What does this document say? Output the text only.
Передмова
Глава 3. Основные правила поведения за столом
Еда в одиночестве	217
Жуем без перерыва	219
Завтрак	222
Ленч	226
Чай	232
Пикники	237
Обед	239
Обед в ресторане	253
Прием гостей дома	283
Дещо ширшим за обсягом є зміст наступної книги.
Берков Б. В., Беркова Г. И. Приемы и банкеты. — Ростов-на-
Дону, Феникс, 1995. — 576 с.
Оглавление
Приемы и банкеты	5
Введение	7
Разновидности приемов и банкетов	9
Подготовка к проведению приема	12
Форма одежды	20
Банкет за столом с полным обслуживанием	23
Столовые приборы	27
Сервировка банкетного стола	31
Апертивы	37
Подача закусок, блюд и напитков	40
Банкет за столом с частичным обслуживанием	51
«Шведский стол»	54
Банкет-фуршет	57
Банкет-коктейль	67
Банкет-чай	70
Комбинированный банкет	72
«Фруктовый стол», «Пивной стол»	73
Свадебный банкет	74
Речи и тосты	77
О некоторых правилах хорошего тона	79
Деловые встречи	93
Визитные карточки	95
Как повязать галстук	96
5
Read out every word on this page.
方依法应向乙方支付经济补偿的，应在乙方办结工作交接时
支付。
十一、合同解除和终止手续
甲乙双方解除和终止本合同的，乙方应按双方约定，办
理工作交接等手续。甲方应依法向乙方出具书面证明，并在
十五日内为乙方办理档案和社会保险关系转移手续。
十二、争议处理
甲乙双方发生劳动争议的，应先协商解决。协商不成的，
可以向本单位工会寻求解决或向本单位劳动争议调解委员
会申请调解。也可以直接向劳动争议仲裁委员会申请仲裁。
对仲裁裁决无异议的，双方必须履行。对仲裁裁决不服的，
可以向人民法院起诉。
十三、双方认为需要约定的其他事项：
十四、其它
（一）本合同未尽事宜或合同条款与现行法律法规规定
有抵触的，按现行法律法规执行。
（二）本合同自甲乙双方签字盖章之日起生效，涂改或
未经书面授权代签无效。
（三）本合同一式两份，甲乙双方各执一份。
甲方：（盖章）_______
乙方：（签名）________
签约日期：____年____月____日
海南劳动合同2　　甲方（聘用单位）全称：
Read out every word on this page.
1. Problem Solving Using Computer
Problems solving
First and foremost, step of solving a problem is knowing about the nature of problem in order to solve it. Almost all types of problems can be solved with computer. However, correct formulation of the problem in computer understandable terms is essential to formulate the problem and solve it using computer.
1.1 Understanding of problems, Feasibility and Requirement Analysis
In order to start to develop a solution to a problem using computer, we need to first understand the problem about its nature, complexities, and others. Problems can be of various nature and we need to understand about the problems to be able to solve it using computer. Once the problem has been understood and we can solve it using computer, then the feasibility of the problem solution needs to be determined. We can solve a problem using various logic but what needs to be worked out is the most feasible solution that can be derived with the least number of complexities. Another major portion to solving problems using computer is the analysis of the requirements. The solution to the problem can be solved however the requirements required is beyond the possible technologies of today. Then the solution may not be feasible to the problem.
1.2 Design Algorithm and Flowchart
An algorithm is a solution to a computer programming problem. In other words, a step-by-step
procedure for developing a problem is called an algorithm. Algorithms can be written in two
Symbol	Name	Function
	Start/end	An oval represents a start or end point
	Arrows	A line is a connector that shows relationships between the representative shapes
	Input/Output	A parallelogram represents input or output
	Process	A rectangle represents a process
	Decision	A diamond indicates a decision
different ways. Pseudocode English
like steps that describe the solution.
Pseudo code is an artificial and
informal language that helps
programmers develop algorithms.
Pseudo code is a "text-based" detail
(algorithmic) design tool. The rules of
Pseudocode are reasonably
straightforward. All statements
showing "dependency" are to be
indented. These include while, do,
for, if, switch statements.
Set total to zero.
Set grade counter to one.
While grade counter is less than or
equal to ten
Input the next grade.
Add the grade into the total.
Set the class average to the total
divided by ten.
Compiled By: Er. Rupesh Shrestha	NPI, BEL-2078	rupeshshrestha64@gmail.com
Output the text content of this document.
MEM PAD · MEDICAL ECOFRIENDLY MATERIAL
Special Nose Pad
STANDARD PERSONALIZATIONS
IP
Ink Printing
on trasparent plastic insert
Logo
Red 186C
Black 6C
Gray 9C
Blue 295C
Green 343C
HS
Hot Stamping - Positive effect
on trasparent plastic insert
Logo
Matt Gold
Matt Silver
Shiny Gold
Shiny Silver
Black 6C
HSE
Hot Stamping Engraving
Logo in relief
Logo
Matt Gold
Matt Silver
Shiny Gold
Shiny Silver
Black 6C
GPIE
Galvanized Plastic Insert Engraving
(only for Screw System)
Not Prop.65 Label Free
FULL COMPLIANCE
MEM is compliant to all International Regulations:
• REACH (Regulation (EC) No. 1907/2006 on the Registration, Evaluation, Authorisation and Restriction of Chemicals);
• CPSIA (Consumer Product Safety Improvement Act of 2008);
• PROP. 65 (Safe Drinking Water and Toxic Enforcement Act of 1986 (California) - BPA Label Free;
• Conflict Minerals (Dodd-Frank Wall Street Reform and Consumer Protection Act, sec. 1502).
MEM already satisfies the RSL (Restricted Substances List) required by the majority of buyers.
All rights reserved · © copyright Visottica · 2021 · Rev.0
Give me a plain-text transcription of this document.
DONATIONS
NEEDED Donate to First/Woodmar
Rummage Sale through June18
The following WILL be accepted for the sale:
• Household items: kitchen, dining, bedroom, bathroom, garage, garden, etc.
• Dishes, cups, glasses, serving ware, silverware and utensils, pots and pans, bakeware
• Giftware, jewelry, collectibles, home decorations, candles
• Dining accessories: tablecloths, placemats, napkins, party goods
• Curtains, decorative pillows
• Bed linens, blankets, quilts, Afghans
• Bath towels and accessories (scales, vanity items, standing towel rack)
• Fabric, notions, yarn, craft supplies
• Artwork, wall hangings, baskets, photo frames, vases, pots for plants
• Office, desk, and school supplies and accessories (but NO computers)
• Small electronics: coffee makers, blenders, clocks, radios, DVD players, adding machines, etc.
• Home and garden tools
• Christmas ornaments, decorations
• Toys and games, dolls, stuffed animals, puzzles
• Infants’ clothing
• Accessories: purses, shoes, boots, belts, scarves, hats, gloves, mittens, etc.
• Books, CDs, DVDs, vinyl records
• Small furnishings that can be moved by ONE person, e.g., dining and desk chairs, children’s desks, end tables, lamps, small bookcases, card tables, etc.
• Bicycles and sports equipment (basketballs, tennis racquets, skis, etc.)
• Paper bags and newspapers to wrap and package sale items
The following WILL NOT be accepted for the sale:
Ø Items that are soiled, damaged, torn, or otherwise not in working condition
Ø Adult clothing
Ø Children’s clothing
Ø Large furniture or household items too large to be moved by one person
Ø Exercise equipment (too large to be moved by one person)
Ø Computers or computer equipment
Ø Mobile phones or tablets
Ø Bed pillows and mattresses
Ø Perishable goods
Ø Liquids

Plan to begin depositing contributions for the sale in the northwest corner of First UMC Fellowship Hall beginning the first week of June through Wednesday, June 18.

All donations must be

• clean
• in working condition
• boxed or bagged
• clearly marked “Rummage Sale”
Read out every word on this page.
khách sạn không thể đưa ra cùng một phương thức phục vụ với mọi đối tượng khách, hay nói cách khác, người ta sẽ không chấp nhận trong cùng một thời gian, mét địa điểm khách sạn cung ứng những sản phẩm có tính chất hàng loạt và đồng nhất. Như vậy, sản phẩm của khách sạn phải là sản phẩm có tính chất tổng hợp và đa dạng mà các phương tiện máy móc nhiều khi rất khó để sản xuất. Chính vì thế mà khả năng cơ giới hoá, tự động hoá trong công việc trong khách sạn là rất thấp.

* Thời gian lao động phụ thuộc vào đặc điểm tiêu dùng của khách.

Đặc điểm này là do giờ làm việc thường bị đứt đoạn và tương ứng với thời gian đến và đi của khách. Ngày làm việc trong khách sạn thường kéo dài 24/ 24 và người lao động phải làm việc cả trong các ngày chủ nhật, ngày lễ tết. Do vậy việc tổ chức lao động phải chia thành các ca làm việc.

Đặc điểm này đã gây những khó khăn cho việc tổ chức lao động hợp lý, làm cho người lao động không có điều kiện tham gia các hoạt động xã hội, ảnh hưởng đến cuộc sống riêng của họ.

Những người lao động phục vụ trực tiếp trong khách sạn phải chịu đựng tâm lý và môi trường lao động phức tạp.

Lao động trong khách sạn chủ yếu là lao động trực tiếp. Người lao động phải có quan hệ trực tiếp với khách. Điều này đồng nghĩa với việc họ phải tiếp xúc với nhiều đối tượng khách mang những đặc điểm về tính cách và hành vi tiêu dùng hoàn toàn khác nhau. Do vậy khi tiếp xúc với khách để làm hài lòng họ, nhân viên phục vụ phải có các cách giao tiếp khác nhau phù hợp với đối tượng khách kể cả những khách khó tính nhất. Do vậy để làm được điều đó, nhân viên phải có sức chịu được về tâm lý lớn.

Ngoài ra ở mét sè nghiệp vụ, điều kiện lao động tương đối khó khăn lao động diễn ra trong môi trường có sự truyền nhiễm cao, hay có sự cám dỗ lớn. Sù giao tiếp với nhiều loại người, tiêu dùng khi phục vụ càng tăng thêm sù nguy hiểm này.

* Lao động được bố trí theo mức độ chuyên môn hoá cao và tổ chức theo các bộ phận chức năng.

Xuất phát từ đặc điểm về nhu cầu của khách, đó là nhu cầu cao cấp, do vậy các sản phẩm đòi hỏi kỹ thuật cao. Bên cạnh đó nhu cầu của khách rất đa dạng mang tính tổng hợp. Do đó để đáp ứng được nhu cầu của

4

....................

## Work to be completed
Extract, from the listing above, every line where the string "khăn" occurs.

## Full answer
Đặc điểm này đã gây những khó khăn cho việc tổ chức lao động hợp lý, làm cho người lao động không có điều kiện tham gia các hoạt động xã hội, ảnh hưởng đến cuộc sống riêng của họ.
Ngoài ra ở mét sè nghiệp vụ, điều kiện lao động tương đối khó khăn lao động diễn ra trong môi trường có sự truyền nhiễm cao, hay có sự cám dỗ lớn. Sù giao tiếp với nhiều loại người, tiêu dùng khi phục vụ càng tăng thêm sù nguy hiểm này.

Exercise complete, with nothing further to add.